▶ _What is asked_
Can you render the listing below as a numbered list, skipping any blank lines and leaving the pictures out?

==*==

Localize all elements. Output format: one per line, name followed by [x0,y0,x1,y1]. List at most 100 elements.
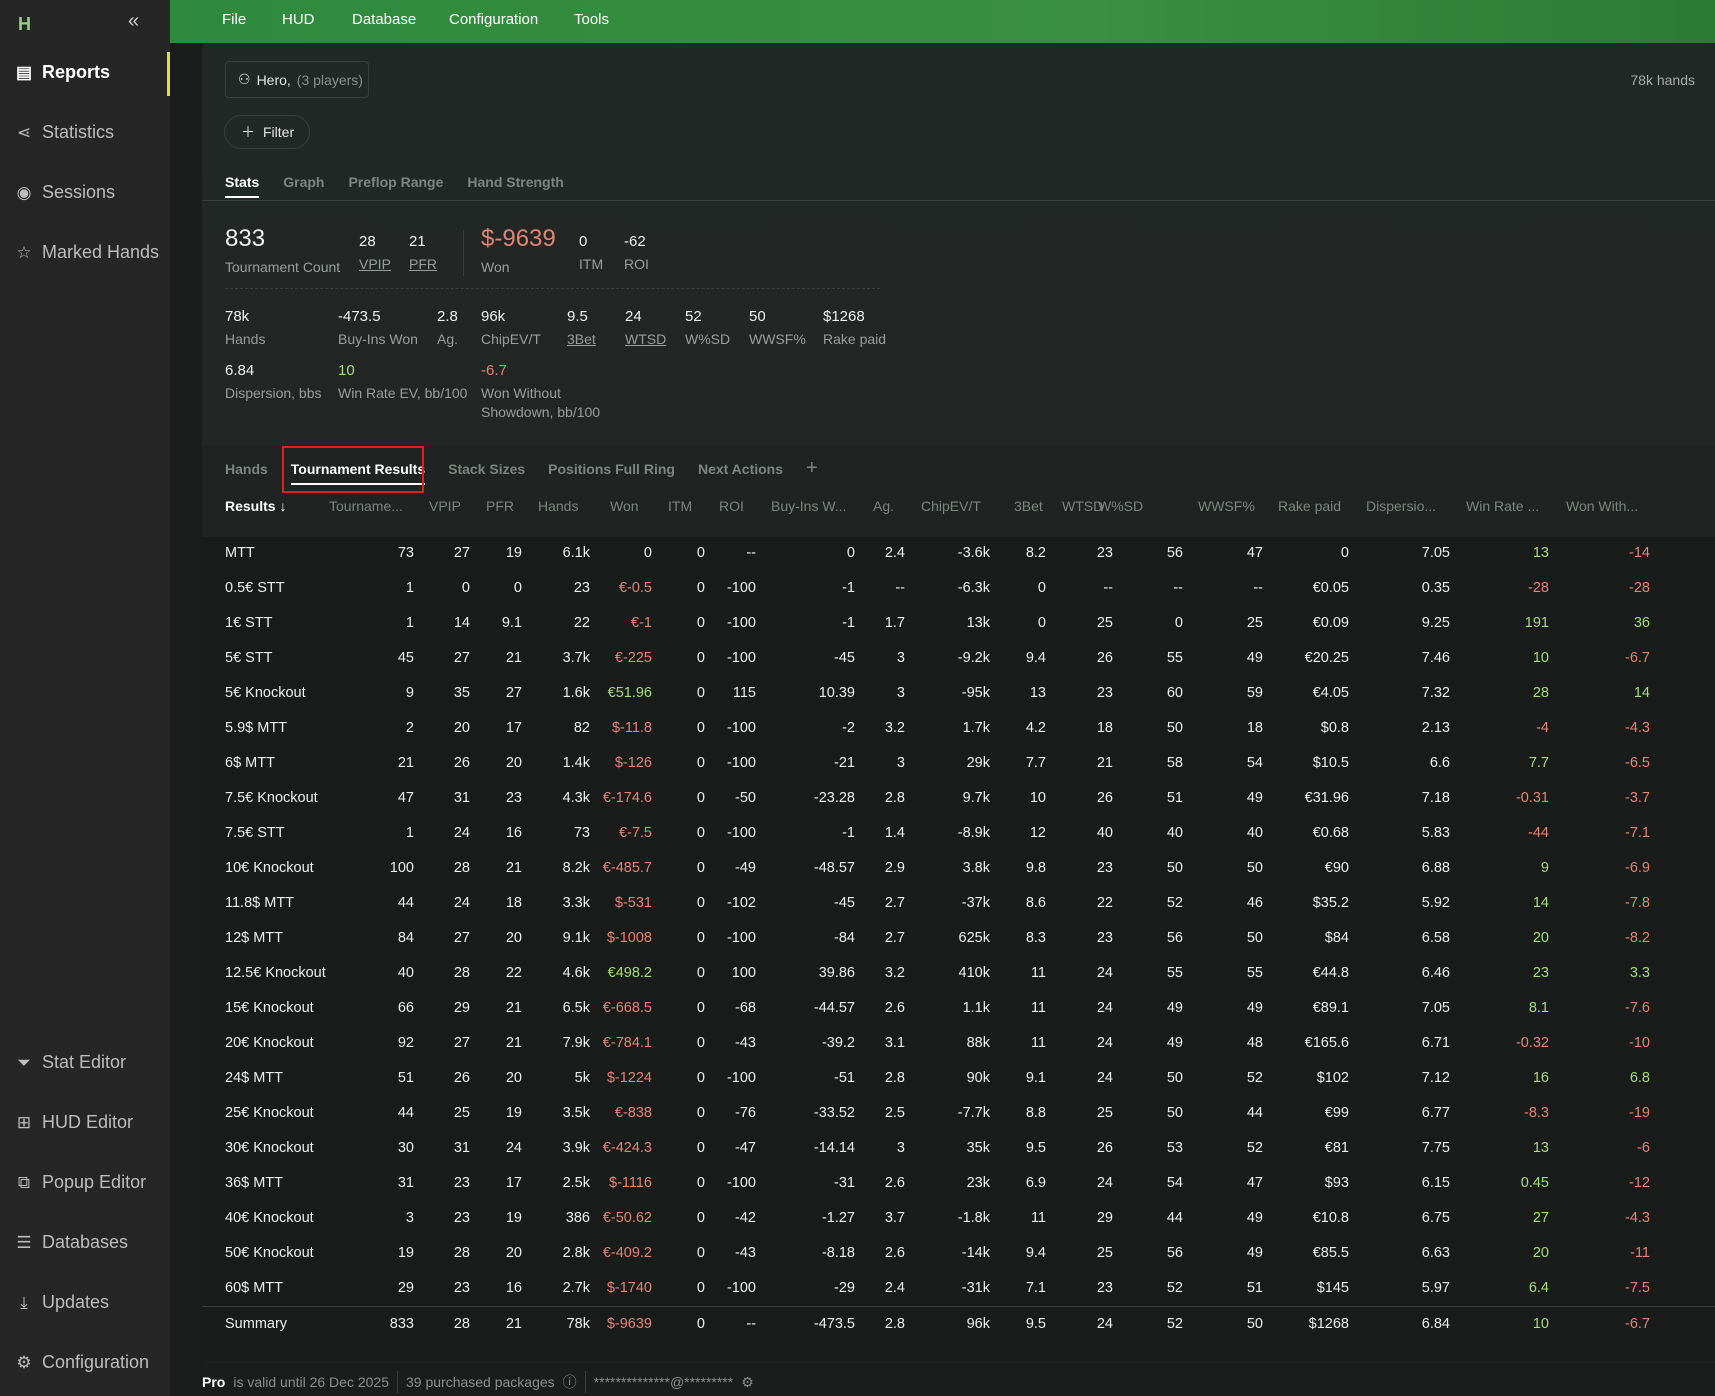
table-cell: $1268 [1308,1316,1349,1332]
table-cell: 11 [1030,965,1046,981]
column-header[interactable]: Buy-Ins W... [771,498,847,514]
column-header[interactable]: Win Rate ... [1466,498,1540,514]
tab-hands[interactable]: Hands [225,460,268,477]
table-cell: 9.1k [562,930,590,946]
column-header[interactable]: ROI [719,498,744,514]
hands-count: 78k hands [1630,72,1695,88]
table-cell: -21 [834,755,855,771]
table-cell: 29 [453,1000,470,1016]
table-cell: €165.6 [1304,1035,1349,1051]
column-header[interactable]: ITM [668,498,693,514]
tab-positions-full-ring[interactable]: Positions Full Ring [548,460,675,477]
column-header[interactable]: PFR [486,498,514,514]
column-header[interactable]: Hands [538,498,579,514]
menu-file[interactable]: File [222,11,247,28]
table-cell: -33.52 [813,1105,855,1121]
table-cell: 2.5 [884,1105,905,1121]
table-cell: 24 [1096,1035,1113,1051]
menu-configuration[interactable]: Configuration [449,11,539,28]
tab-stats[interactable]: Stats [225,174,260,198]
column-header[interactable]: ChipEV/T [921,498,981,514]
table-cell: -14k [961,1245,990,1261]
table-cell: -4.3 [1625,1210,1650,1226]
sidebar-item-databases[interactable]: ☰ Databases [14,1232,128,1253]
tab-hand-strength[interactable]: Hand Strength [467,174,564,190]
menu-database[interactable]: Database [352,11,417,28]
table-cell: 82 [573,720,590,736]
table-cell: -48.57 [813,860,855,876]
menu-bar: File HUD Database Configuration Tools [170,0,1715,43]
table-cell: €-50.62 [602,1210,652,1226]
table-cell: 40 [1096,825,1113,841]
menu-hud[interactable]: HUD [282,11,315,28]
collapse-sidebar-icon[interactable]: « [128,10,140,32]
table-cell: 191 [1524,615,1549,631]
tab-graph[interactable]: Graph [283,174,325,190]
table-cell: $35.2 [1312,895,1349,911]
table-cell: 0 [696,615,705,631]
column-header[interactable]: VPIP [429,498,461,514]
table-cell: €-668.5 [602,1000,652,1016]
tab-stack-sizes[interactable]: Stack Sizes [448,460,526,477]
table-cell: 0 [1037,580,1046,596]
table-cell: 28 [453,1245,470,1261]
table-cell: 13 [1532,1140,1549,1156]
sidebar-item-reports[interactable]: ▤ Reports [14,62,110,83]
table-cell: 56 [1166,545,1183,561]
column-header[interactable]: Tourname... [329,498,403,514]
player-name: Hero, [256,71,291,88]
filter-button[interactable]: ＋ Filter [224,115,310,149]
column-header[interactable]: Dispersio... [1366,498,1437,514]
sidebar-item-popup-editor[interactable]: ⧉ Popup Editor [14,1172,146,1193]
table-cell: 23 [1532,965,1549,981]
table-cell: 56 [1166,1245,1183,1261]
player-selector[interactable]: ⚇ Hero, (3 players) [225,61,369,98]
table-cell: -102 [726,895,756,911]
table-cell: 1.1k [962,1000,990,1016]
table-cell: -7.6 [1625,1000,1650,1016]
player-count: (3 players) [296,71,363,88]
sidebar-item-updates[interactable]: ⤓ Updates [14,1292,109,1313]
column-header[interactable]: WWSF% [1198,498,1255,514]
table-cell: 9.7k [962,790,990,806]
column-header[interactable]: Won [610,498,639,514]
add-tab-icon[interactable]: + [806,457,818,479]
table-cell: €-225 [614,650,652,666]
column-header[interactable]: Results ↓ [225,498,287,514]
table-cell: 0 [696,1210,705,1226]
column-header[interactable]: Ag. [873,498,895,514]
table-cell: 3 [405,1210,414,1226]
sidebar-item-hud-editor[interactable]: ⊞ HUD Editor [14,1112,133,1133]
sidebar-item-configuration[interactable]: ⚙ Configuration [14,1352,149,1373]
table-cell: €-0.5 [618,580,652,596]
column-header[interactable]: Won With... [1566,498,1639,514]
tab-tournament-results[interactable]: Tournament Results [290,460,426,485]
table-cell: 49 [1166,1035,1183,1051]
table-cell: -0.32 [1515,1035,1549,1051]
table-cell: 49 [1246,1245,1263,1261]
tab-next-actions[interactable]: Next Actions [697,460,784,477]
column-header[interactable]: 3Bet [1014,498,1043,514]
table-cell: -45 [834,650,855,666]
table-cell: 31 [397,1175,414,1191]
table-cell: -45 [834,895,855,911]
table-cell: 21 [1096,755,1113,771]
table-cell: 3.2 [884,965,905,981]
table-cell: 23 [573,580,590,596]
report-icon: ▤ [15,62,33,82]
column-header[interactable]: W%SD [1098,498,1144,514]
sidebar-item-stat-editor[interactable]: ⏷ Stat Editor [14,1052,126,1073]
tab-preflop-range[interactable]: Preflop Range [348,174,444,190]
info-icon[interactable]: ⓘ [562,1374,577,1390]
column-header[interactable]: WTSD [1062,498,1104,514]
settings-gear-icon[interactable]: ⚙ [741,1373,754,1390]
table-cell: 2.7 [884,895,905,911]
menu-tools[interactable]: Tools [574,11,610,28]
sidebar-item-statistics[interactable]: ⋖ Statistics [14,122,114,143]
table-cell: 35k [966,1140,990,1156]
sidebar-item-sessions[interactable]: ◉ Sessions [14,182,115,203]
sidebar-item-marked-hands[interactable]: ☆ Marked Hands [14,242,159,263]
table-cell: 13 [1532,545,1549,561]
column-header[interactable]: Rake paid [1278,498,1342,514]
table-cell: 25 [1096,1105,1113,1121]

==*==

▶ _Exercise result_
1. Localize all elements. Output format: one per line, name followed by [x0,y0,x1,y1]. List at most 100 elements.
2. table-cell: $1268 [1308,1316,1349,1332]
3. table-cell: 11 [1030,965,1046,981]
4. column-header[interactable]: Buy-Ins W... [771,498,847,514]
5. column-header[interactable]: Win Rate ... [1466,498,1540,514]
6. tab-hands[interactable]: Hands [225,460,268,477]
7. table-cell: 9.1k [562,930,590,946]
8. column-header[interactable]: ROI [719,498,744,514]
9. hands-count: 78k hands [1630,72,1695,88]
10. table-cell: -21 [834,755,855,771]
11. table-cell: 29 [453,1000,470,1016]
12. table-cell: €165.6 [1304,1035,1349,1051]
13. column-header[interactable]: ITM [668,498,693,514]
14. tab-positions-full-ring[interactable]: Positions Full Ring [548,460,675,477]
15. column-header[interactable]: PFR [486,498,514,514]
16. column-header[interactable]: Hands [538,498,579,514]
17. menu-file[interactable]: File [222,11,247,28]
18. table-cell: -33.52 [813,1105,855,1121]
19. table-cell: 2.5 [884,1105,905,1121]
20. table-cell: 24 [1096,1035,1113,1051]
21. menu-configuration[interactable]: Configuration [449,11,539,28]
22. tab-stats[interactable]: Stats [225,174,260,198]
23. column-header[interactable]: ChipEV/T [921,498,981,514]
24. table-cell: -14k [961,1245,990,1261]
25. table-cell: -4.3 [1625,1210,1650,1226]
26. sidebar-item-databases[interactable]: ☰ Databases [14,1232,128,1253]
27. tab-hand-strength[interactable]: Hand Strength [467,174,564,190]
28. menu-database[interactable]: Database [352,11,417,28]
29. table-cell: 82 [573,720,590,736]
30. table-cell: -48.57 [813,860,855,876]
31. menu-bar: File HUD Database Configuration Tools [170,0,1715,43]
32. table-cell: €-50.62 [602,1210,652,1226]
33. table-cell: 40 [1096,825,1113,841]
34. menu-hud[interactable]: HUD [282,11,315,28]
35. collapse-sidebar-icon[interactable]: « [128,10,140,32]
36. table-cell: 191 [1524,615,1549,631]
37. tab-graph[interactable]: Graph [283,174,325,190]
38. table-cell: $35.2 [1312,895,1349,911]
39. table-cell: 0 [696,615,705,631]
40. column-header[interactable]: VPIP [429,498,461,514]
41. table-cell: €-668.5 [602,1000,652,1016]
42. tab-stack-sizes[interactable]: Stack Sizes [448,460,526,477]
43. table-cell: 0 [1037,580,1046,596]
44. table-cell: 28 [453,1245,470,1261]
45. table-cell: 13 [1532,1140,1549,1156]
46. sidebar-item-reports[interactable]: ▤ Reports [14,62,110,83]
47. table-cell: 56 [1166,545,1183,561]
48. column-header[interactable]: Tourname... [329,498,403,514]
49. player-name: Hero, [256,71,291,88]
50. filter-button[interactable]: ＋ Filter [224,115,310,149]
51. column-header[interactable]: Dispersio... [1366,498,1437,514]
52. sidebar-item-popup-editor[interactable]: ⧉ Popup Editor [14,1172,146,1193]
53. table-cell: 23 [1532,965,1549,981]
54. table-cell: 56 [1166,1245,1183,1261]
55. player-selector[interactable]: ⚇ Hero, (3 players) [225,61,369,98]
56. table-cell: -102 [726,895,756,911]
57. table-cell: 1.1k [962,1000,990,1016]
58. table-cell: -7.6 [1625,1000,1650,1016]
59. player-count: (3 players) [296,71,363,88]
60. sidebar-item-updates[interactable]: ⤓ Updates [14,1292,109,1313]
61. column-header[interactable]: WWSF% [1198,498,1255,514]
62. table-cell: 9.7k [962,790,990,806]
63. column-header[interactable]: Won [610,498,639,514]
64. add-tab-icon[interactable]: + [806,457,818,479]
65. table-cell: €-225 [614,650,652,666]
66. column-header[interactable]: Results ↓ [225,498,287,514]
67. table-cell: 0 [696,1210,705,1226]
68. column-header[interactable]: Ag. [873,498,895,514]
69. table-cell: 3 [405,1210,414,1226]
70. sidebar-item-hud-editor[interactable]: ⊞ HUD Editor [14,1112,133,1133]
71. sidebar-item-configuration[interactable]: ⚙ Configuration [14,1352,149,1373]
72. table-cell: €-0.5 [618,580,652,596]
73. column-header[interactable]: Won With... [1566,498,1639,514]
74. tab-tournament-results[interactable]: Tournament Results [290,460,426,485]
75. table-cell: 49 [1166,1035,1183,1051]
76. table-cell: -0.32 [1515,1035,1549,1051]
77. table-cell: 49 [1246,1245,1263,1261]
78. tab-next-actions[interactable]: Next Actions [697,460,784,477]
79. column-header[interactable]: 3Bet [1014,498,1043,514]
80. table-cell: -45 [834,650,855,666]
81. table-cell: 31 [397,1175,414,1191]
82. table-cell: -45 [834,895,855,911]
83. table-cell: 21 [1096,755,1113,771]
84. table-cell: 3.2 [884,965,905,981]
85. table-cell: 23 [573,580,590,596]
86. report-icon: ▤ [15,62,33,82]
87. column-header[interactable]: W%SD [1098,498,1144,514]
88. sidebar-item-stat-editor[interactable]: ⏷ Stat Editor [14,1052,126,1073]
89. tab-preflop-range[interactable]: Preflop Range [348,174,444,190]
90. info-icon[interactable]: ⓘ [562,1374,577,1390]
91. column-header[interactable]: WTSD [1062,498,1104,514]
92. settings-gear-icon[interactable]: ⚙ [741,1373,754,1390]
93. table-cell: 2.7 [884,895,905,911]
94. menu-tools[interactable]: Tools [574,11,610,28]
95. sidebar-item-statistics[interactable]: ⋖ Statistics [14,122,114,143]
96. table-cell: 35k [966,1140,990,1156]
97. sidebar-item-sessions[interactable]: ◉ Sessions [14,182,115,203]
98. sidebar-item-marked-hands[interactable]: ☆ Marked Hands [14,242,159,263]
99. table-cell: 13 [1532,545,1549,561]
100. column-header[interactable]: Rake paid [1278,498,1342,514]
101. table-cell: 25 [1096,1105,1113,1121]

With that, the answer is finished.